** start Data to use **

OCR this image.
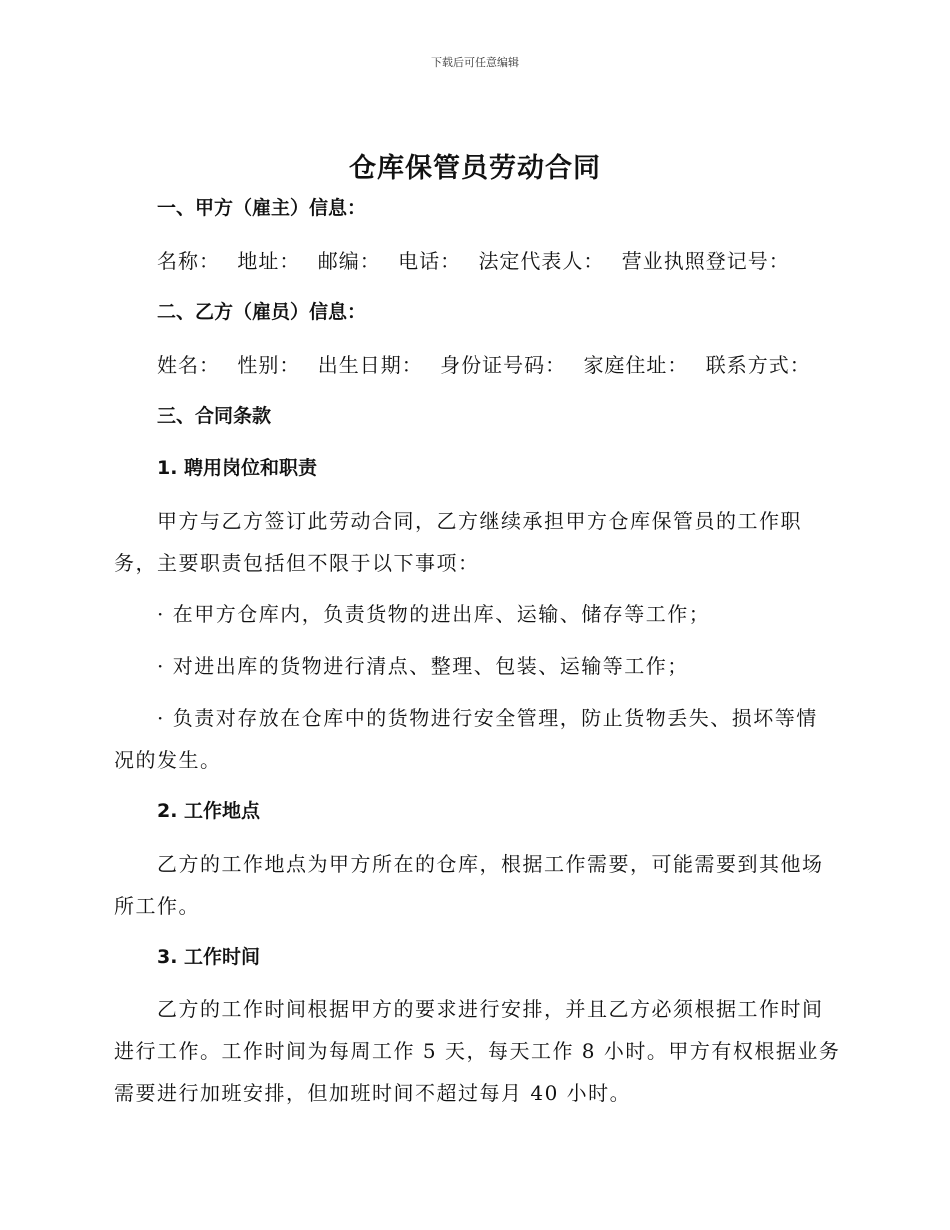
下载后可任意编辑
仓库保管员劳动合同
一、甲方（雇主）信息：
名称： 地址： 邮编： 电话： 法定代表人： 营业执照登记号：
二、乙方（雇员）信息：
姓名： 性别： 出生日期： 身份证号码： 家庭住址： 联系方式：
三、合同条款
1. 聘用岗位和职责
甲方与乙方签订此劳动合同，乙方继续承担甲方仓库保管员的工作职
务，主要职责包括但不限于以下事项：
· 在甲方仓库内，负责货物的进出库、运输、储存等工作；
· 对进出库的货物进行清点、整理、包装、运输等工作；
· 负责对存放在仓库中的货物进行安全管理，防止货物丢失、损坏等情
况的发生。
2. 工作地点
乙方的工作地点为甲方所在的仓库，根据工作需要，可能需要到其他场
所工作。
3. 工作时间
乙方的工作时间根据甲方的要求进行安排，并且乙方必须根据工作时间
进行工作。工作时间为每周工作 5 天，每天工作 8 小时。甲方有权根据业务
需要进行加班安排，但加班时间不超过每月 40 小时。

** end Data to use **

Give every line back word for word and leave the pictures out.

OCR this image.
下载后可任意编辑
仓库保管员劳动合同
一、甲方（雇主）信息：
名称： 地址： 邮编： 电话： 法定代表人： 营业执照登记号：
二、乙方（雇员）信息：
姓名： 性别： 出生日期： 身份证号码： 家庭住址： 联系方式：
三、合同条款
1. 聘用岗位和职责
甲方与乙方签订此劳动合同，乙方继续承担甲方仓库保管员的工作职
务，主要职责包括但不限于以下事项：
· 在甲方仓库内，负责货物的进出库、运输、储存等工作；
· 对进出库的货物进行清点、整理、包装、运输等工作；
· 负责对存放在仓库中的货物进行安全管理，防止货物丢失、损坏等情
况的发生。
2. 工作地点
乙方的工作地点为甲方所在的仓库，根据工作需要，可能需要到其他场
所工作。
3. 工作时间
乙方的工作时间根据甲方的要求进行安排，并且乙方必须根据工作时间
进行工作。工作时间为每周工作 5 天，每天工作 8 小时。甲方有权根据业务
需要进行加班安排，但加班时间不超过每月 40 小时。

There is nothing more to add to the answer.